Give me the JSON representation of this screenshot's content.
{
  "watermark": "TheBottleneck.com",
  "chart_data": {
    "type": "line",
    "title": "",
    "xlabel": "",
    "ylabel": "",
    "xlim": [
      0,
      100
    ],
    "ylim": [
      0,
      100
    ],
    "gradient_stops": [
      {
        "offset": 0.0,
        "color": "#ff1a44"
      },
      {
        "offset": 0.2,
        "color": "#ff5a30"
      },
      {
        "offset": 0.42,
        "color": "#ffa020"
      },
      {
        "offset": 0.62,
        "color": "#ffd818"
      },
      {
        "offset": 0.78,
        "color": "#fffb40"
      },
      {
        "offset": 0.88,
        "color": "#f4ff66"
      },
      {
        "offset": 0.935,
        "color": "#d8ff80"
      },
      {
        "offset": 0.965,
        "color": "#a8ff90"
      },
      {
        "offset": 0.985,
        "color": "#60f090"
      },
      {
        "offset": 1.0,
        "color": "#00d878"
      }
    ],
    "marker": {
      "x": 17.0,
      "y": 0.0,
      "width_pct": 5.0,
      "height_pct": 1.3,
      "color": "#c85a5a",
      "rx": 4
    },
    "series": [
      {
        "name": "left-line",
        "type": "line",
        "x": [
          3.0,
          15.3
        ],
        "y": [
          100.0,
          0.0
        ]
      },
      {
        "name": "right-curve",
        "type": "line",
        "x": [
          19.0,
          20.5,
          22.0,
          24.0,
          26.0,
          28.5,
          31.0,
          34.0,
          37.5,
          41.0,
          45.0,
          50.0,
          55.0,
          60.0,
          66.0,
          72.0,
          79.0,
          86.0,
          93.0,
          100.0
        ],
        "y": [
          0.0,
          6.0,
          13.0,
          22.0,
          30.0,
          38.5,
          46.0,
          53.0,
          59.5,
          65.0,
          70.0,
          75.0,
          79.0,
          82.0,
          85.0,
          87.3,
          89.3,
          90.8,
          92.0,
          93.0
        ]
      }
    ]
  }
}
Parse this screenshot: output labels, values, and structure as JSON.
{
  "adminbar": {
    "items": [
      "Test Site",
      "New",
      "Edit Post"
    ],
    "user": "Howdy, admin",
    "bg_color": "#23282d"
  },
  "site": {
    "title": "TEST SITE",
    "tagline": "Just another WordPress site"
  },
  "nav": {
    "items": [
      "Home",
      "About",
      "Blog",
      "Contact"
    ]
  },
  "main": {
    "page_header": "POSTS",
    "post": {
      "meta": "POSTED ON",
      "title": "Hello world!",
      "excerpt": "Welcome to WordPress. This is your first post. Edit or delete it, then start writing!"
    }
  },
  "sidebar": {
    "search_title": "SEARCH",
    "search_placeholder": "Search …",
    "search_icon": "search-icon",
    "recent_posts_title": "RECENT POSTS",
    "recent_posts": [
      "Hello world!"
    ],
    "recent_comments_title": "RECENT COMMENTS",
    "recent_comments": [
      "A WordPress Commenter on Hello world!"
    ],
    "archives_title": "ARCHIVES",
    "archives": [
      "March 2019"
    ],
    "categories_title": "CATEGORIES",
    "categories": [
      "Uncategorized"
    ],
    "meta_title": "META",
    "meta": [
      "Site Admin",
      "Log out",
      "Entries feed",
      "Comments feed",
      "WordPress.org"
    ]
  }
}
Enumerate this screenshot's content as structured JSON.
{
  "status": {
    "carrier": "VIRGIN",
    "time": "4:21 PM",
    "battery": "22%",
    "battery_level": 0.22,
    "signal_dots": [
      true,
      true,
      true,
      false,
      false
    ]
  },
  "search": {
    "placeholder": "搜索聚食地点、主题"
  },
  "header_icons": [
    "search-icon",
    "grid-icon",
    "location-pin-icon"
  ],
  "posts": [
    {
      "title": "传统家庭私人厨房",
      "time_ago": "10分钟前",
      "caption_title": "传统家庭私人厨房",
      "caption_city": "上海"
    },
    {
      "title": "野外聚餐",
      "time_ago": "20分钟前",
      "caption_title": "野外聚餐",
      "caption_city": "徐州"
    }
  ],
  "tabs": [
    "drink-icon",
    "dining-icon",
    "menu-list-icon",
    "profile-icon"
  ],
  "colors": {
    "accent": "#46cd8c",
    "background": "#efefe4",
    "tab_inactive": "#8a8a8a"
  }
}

+-------+

* [Description of the task] Report each line in the preceding entries that holds the string "JSON".

* [Written reply]
Give me the JSON representation of this screenshot's content.
Parse this screenshot: output labels, values, and structure as JSON.
Enumerate this screenshot's content as structured JSON.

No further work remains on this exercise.